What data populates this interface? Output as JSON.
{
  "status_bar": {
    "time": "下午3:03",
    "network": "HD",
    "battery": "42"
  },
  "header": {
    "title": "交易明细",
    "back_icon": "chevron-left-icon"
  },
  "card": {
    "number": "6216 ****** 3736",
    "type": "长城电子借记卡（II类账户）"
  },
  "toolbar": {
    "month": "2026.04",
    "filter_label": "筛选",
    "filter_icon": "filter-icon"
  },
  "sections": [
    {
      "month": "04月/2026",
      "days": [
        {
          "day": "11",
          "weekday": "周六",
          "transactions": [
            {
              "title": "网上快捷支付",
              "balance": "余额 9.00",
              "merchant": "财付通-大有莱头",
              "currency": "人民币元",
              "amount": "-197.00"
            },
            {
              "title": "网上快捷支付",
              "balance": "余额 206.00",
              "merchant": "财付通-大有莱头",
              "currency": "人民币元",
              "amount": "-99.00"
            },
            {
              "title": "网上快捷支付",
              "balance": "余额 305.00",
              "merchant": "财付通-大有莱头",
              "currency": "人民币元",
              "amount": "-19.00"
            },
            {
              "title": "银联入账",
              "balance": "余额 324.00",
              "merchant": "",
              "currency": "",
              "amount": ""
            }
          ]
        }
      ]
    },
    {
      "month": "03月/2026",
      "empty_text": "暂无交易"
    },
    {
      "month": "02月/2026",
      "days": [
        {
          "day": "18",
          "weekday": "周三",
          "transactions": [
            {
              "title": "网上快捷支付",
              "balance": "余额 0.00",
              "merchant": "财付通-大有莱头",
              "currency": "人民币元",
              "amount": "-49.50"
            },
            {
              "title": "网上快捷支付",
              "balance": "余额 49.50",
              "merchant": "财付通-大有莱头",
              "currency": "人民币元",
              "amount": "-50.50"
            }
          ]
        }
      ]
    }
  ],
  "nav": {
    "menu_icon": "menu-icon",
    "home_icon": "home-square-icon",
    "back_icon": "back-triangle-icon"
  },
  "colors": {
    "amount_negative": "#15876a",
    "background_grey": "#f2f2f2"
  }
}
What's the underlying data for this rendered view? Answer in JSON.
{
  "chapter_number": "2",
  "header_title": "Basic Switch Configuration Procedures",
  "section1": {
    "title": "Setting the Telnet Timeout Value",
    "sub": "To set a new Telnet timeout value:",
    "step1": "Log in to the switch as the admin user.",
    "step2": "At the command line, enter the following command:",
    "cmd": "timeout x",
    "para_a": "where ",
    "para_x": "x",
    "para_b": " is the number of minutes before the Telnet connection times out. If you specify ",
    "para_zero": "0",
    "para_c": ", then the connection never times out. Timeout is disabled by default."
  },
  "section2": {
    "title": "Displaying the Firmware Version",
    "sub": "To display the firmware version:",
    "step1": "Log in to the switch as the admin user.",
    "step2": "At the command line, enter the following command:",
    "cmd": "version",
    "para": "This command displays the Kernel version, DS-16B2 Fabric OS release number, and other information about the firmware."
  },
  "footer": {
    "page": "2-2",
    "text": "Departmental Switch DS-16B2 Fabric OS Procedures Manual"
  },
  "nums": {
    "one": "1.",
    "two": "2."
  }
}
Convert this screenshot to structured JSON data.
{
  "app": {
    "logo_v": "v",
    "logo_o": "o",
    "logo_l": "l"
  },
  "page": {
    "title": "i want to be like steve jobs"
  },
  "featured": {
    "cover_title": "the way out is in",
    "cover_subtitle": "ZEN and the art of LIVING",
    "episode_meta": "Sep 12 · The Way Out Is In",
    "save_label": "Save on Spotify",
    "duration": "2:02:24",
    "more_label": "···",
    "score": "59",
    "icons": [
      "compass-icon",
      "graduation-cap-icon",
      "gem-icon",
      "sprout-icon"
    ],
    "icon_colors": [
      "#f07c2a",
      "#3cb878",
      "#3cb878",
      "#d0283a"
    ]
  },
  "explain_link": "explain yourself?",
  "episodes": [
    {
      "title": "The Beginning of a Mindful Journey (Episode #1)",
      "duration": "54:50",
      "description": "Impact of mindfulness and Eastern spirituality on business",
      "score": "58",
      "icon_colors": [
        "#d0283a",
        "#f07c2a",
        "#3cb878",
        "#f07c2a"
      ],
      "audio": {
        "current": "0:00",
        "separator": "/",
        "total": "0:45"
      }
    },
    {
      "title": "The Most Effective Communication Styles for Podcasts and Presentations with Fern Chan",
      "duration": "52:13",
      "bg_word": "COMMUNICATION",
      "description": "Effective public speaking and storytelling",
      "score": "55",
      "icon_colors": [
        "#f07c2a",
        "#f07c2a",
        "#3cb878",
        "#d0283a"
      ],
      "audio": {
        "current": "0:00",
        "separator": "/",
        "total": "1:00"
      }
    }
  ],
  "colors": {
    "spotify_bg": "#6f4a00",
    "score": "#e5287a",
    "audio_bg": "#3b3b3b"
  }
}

——————————

Output the entries exactly.

What data populates this interface? Output as JSON.
{
  "status_bar": {
    "time": "下午3:03",
    "network": "HD",
    "battery": "42"
  },
  "header": {
    "title": "交易明细",
    "back_icon": "chevron-left-icon"
  },
  "card": {
    "number": "6216 ****** 3736",
    "type": "长城电子借记卡（II类账户）"
  },
  "toolbar": {
    "month": "2026.04",
    "filter_label": "筛选",
    "filter_icon": "filter-icon"
  },
  "sections": [
    {
      "month": "04月/2026",
      "days": [
        {
          "day": "11",
          "weekday": "周六",
          "transactions": [
            {
              "title": "网上快捷支付",
              "balance": "余额 9.00",
              "merchant": "财付通-大有莱头",
              "currency": "人民币元",
              "amount": "-197.00"
            },
            {
              "title": "网上快捷支付",
              "balance": "余额 206.00",
              "merchant": "财付通-大有莱头",
              "currency": "人民币元",
              "amount": "-99.00"
            },
            {
              "title": "网上快捷支付",
              "balance": "余额 305.00",
              "merchant": "财付通-大有莱头",
              "currency": "人民币元",
              "amount": "-19.00"
            },
            {
              "title": "银联入账",
              "balance": "余额 324.00",
              "merchant": "",
              "currency": "",
              "amount": ""
            }
          ]
        }
      ]
    },
    {
      "month": "03月/2026",
      "empty_text": "暂无交易"
    },
    {
      "month": "02月/2026",
      "days": [
        {
          "day": "18",
          "weekday": "周三",
          "transactions": [
            {
              "title": "网上快捷支付",
              "balance": "余额 0.00",
              "merchant": "财付通-大有莱头",
              "currency": "人民币元",
              "amount": "-49.50"
            },
            {
              "title": "网上快捷支付",
              "balance": "余额 49.50",
              "merchant": "财付通-大有莱头",
              "currency": "人民币元",
              "amount": "-50.50"
            }
          ]
        }
      ]
    }
  ],
  "nav": {
    "menu_icon": "menu-icon",
    "home_icon": "home-square-icon",
    "back_icon": "back-triangle-icon"
  },
  "colors": {
    "amount_negative": "#15876a",
    "background_grey": "#f2f2f2"
  }
}
What's the underlying data for this rendered view? Answer in JSON.
{
  "chapter_number": "2",
  "header_title": "Basic Switch Configuration Procedures",
  "section1": {
    "title": "Setting the Telnet Timeout Value",
    "sub": "To set a new Telnet timeout value:",
    "step1": "Log in to the switch as the admin user.",
    "step2": "At the command line, enter the following command:",
    "cmd": "timeout x",
    "para_a": "where ",
    "para_x": "x",
    "para_b": " is the number of minutes before the Telnet connection times out. If you specify ",
    "para_zero": "0",
    "para_c": ", then the connection never times out. Timeout is disabled by default."
  },
  "section2": {
    "title": "Displaying the Firmware Version",
    "sub": "To display the firmware version:",
    "step1": "Log in to the switch as the admin user.",
    "step2": "At the command line, enter the following command:",
    "cmd": "version",
    "para": "This command displays the Kernel version, DS-16B2 Fabric OS release number, and other information about the firmware."
  },
  "footer": {
    "page": "2-2",
    "text": "Departmental Switch DS-16B2 Fabric OS Procedures Manual"
  },
  "nums": {
    "one": "1.",
    "two": "2."
  }
}
Convert this screenshot to structured JSON data.
{
  "app": {
    "logo_v": "v",
    "logo_o": "o",
    "logo_l": "l"
  },
  "page": {
    "title": "i want to be like steve jobs"
  },
  "featured": {
    "cover_title": "the way out is in",
    "cover_subtitle": "ZEN and the art of LIVING",
    "episode_meta": "Sep 12 · The Way Out Is In",
    "save_label": "Save on Spotify",
    "duration": "2:02:24",
    "more_label": "···",
    "score": "59",
    "icons": [
      "compass-icon",
      "graduation-cap-icon",
      "gem-icon",
      "sprout-icon"
    ],
    "icon_colors": [
      "#f07c2a",
      "#3cb878",
      "#3cb878",
      "#d0283a"
    ]
  },
  "explain_link": "explain yourself?",
  "episodes": [
    {
      "title": "The Beginning of a Mindful Journey (Episode #1)",
      "duration": "54:50",
      "description": "Impact of mindfulness and Eastern spirituality on business",
      "score": "58",
      "icon_colors": [
        "#d0283a",
        "#f07c2a",
        "#3cb878",
        "#f07c2a"
      ],
      "audio": {
        "current": "0:00",
        "separator": "/",
        "total": "0:45"
      }
    },
    {
      "title": "The Most Effective Communication Styles for Podcasts and Presentations with Fern Chan",
      "duration": "52:13",
      "bg_word": "COMMUNICATION",
      "description": "Effective public speaking and storytelling",
      "score": "55",
      "icon_colors": [
        "#f07c2a",
        "#f07c2a",
        "#3cb878",
        "#d0283a"
      ],
      "audio": {
        "current": "0:00",
        "separator": "/",
        "total": "1:00"
      }
    }
  ],
  "colors": {
    "spotify_bg": "#6f4a00",
    "score": "#e5287a",
    "audio_bg": "#3b3b3b"
  }
}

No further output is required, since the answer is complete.